### Prompt
Transcribe every entry word for word. Skip the pictures.

[Extracted records]

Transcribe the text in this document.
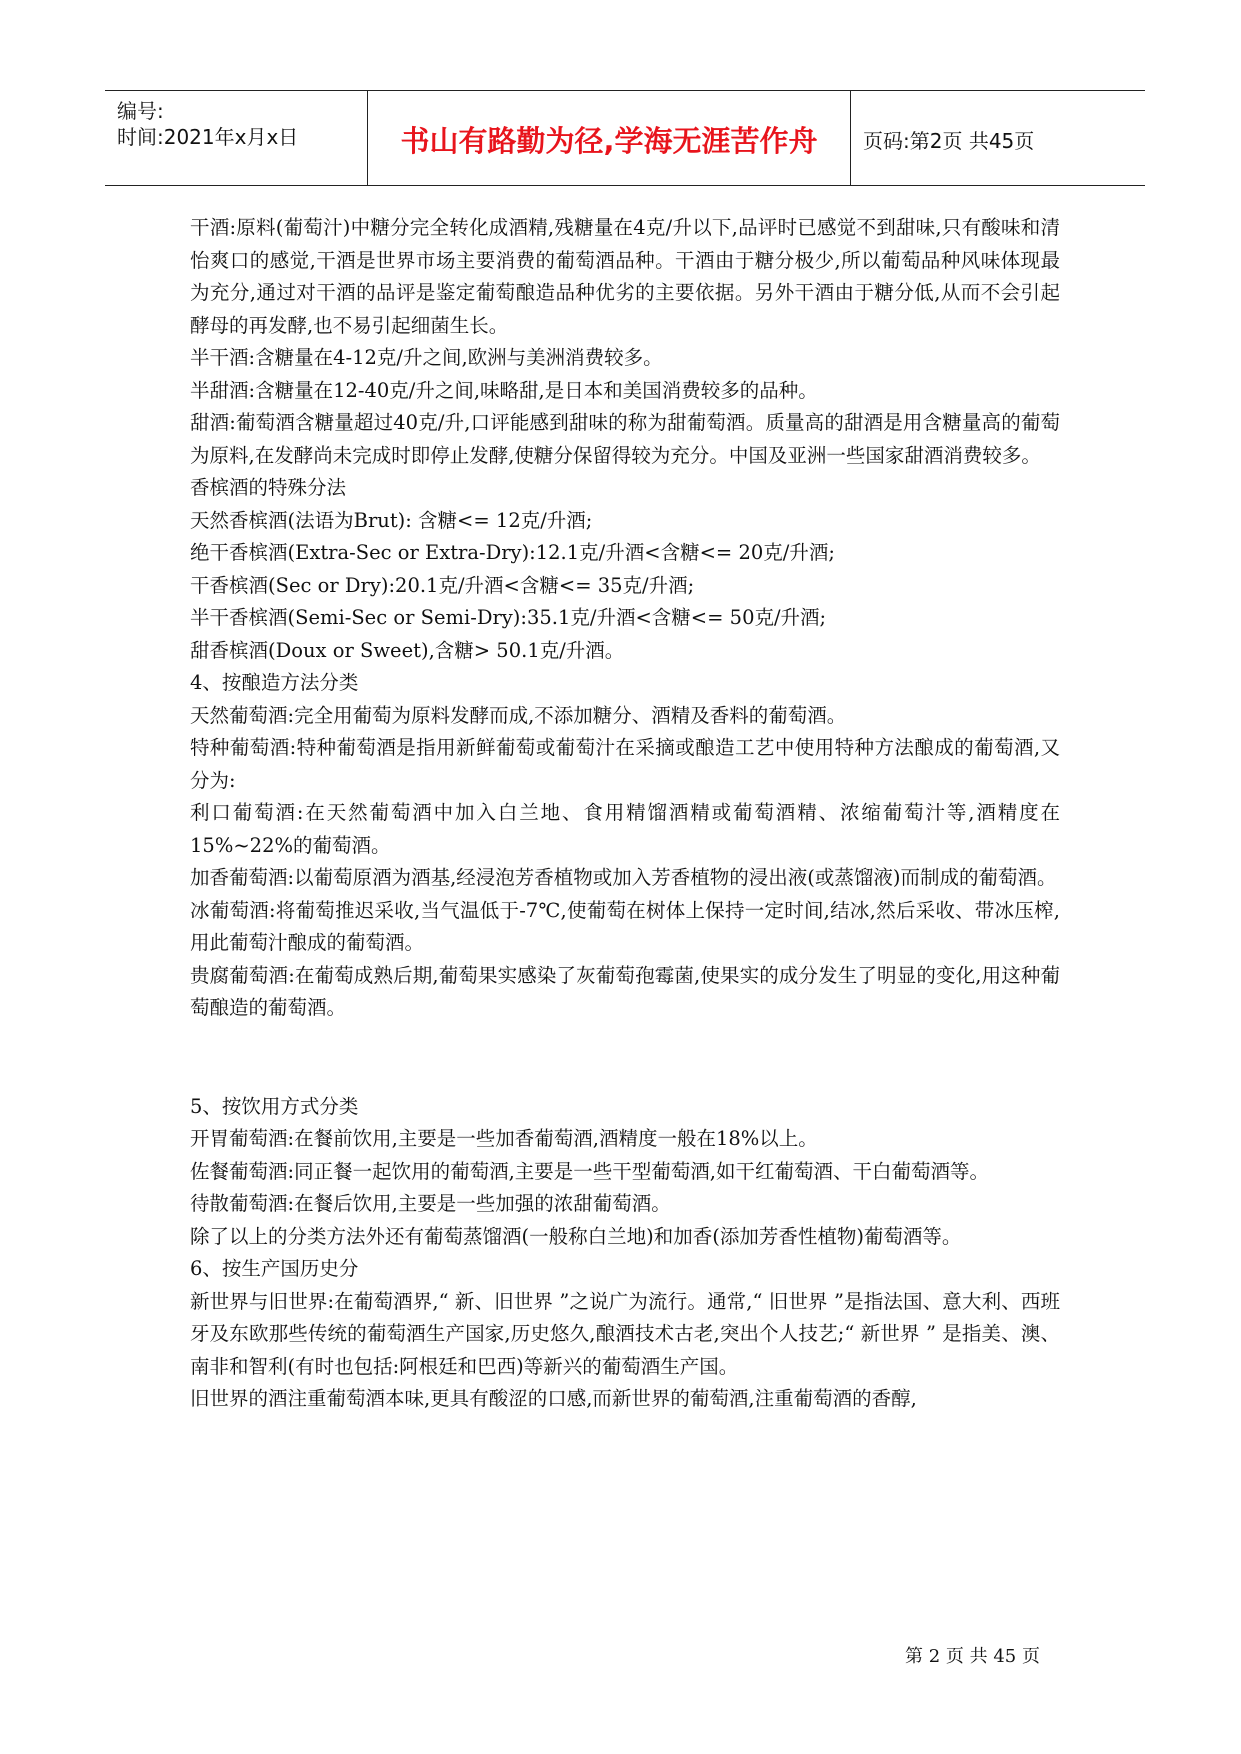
编号:
时间:2021年x月x日	书山有路勤为径,学海无涯苦作舟	页码:第2页 共45页

干酒:原料(葡萄汁)中糖分完全转化成酒精,残糖量在4克/升以下,品评时已感觉不到甜味,只有酸味和清怡爽口的感觉,干酒是世界市场主要消费的葡萄酒品种。干酒由于糖分极少,所以葡萄品种风味体现最为充分,通过对干酒的品评是鉴定葡萄酿造品种优劣的主要依据。另外干酒由于糖分低,从而不会引起酵母的再发酵,也不易引起细菌生长。

半干酒:含糖量在4-12克/升之间,欧洲与美洲消费较多。

半甜酒:含糖量在12-40克/升之间,味略甜,是日本和美国消费较多的品种。

甜酒:葡萄酒含糖量超过40克/升,口评能感到甜味的称为甜葡萄酒。质量高的甜酒是用含糖量高的葡萄为原料,在发酵尚未完成时即停止发酵,使糖分保留得较为充分。中国及亚洲一些国家甜酒消费较多。

香槟酒的特殊分法

天然香槟酒(法语为Brut): 含糖<= 12克/升酒;

绝干香槟酒(Extra-Sec or Extra-Dry):12.1克/升酒<含糖<= 20克/升酒;

干香槟酒(Sec or Dry):20.1克/升酒<含糖<= 35克/升酒;

半干香槟酒(Semi-Sec or Semi-Dry):35.1克/升酒<含糖<= 50克/升酒;

甜香槟酒(Doux or Sweet),含糖> 50.1克/升酒。

4、按酿造方法分类

天然葡萄酒:完全用葡萄为原料发酵而成,不添加糖分、酒精及香料的葡萄酒。

特种葡萄酒:特种葡萄酒是指用新鲜葡萄或葡萄汁在采摘或酿造工艺中使用特种方法酿成的葡萄酒,又分为:

利口葡萄酒:在天然葡萄酒中加入白兰地、食用精馏酒精或葡萄酒精、浓缩葡萄汁等,酒精度在15%~22%的葡萄酒。

加香葡萄酒:以葡萄原酒为酒基,经浸泡芳香植物或加入芳香植物的浸出液(或蒸馏液)而制成的葡萄酒。

冰葡萄酒:将葡萄推迟采收,当气温低于-7℃,使葡萄在树体上保持一定时间,结冰,然后采收、带冰压榨,用此葡萄汁酿成的葡萄酒。

贵腐葡萄酒:在葡萄成熟后期,葡萄果实感染了灰葡萄孢霉菌,使果实的成分发生了明显的变化,用这种葡萄酿造的葡萄酒。

5、按饮用方式分类

开胃葡萄酒:在餐前饮用,主要是一些加香葡萄酒,酒精度一般在18%以上。

佐餐葡萄酒:同正餐一起饮用的葡萄酒,主要是一些干型葡萄酒,如干红葡萄酒、干白葡萄酒等。

待散葡萄酒:在餐后饮用,主要是一些加强的浓甜葡萄酒。

除了以上的分类方法外还有葡萄蒸馏酒(一般称白兰地)和加香(添加芳香性植物)葡萄酒等。

6、按生产国历史分

新世界与旧世界:在葡萄酒界,“ 新、旧世界 ”之说广为流行。通常,“ 旧世界 ”是指法国、意大利、西班牙及东欧那些传统的葡萄酒生产国家,历史悠久,酿酒技术古老,突出个人技艺;“ 新世界 ” 是指美、澳、南非和智利(有时也包括:阿根廷和巴西)等新兴的葡萄酒生产国。

旧世界的酒注重葡萄酒本味,更具有酸涩的口感,而新世界的葡萄酒,注重葡萄酒的香醇,

第 2 页 共 45 页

### Reply to the task
Transcribe the text in this document.
编号:
时间:2021年x月x日	书山有路勤为径,学海无涯苦作舟	页码:第2页 共45页

干酒:原料(葡萄汁)中糖分完全转化成酒精,残糖量在4克/升以下,品评时已感觉不到甜味,只有酸味和清怡爽口的感觉,干酒是世界市场主要消费的葡萄酒品种。干酒由于糖分极少,所以葡萄品种风味体现最为充分,通过对干酒的品评是鉴定葡萄酿造品种优劣的主要依据。另外干酒由于糖分低,从而不会引起酵母的再发酵,也不易引起细菌生长。

半干酒:含糖量在4-12克/升之间,欧洲与美洲消费较多。

半甜酒:含糖量在12-40克/升之间,味略甜,是日本和美国消费较多的品种。

甜酒:葡萄酒含糖量超过40克/升,口评能感到甜味的称为甜葡萄酒。质量高的甜酒是用含糖量高的葡萄为原料,在发酵尚未完成时即停止发酵,使糖分保留得较为充分。中国及亚洲一些国家甜酒消费较多。

香槟酒的特殊分法

天然香槟酒(法语为Brut): 含糖<= 12克/升酒;

绝干香槟酒(Extra-Sec or Extra-Dry):12.1克/升酒<含糖<= 20克/升酒;

干香槟酒(Sec or Dry):20.1克/升酒<含糖<= 35克/升酒;

半干香槟酒(Semi-Sec or Semi-Dry):35.1克/升酒<含糖<= 50克/升酒;

甜香槟酒(Doux or Sweet),含糖> 50.1克/升酒。

4、按酿造方法分类

天然葡萄酒:完全用葡萄为原料发酵而成,不添加糖分、酒精及香料的葡萄酒。

特种葡萄酒:特种葡萄酒是指用新鲜葡萄或葡萄汁在采摘或酿造工艺中使用特种方法酿成的葡萄酒,又分为:

利口葡萄酒:在天然葡萄酒中加入白兰地、食用精馏酒精或葡萄酒精、浓缩葡萄汁等,酒精度在15%~22%的葡萄酒。

加香葡萄酒:以葡萄原酒为酒基,经浸泡芳香植物或加入芳香植物的浸出液(或蒸馏液)而制成的葡萄酒。

冰葡萄酒:将葡萄推迟采收,当气温低于-7℃,使葡萄在树体上保持一定时间,结冰,然后采收、带冰压榨,用此葡萄汁酿成的葡萄酒。

贵腐葡萄酒:在葡萄成熟后期,葡萄果实感染了灰葡萄孢霉菌,使果实的成分发生了明显的变化,用这种葡萄酿造的葡萄酒。

5、按饮用方式分类

开胃葡萄酒:在餐前饮用,主要是一些加香葡萄酒,酒精度一般在18%以上。

佐餐葡萄酒:同正餐一起饮用的葡萄酒,主要是一些干型葡萄酒,如干红葡萄酒、干白葡萄酒等。

待散葡萄酒:在餐后饮用,主要是一些加强的浓甜葡萄酒。

除了以上的分类方法外还有葡萄蒸馏酒(一般称白兰地)和加香(添加芳香性植物)葡萄酒等。

6、按生产国历史分

新世界与旧世界:在葡萄酒界,“ 新、旧世界 ”之说广为流行。通常,“ 旧世界 ”是指法国、意大利、西班牙及东欧那些传统的葡萄酒生产国家,历史悠久,酿酒技术古老,突出个人技艺;“ 新世界 ” 是指美、澳、南非和智利(有时也包括:阿根廷和巴西)等新兴的葡萄酒生产国。

旧世界的酒注重葡萄酒本味,更具有酸涩的口感,而新世界的葡萄酒,注重葡萄酒的香醇,

第 2 页 共 45 页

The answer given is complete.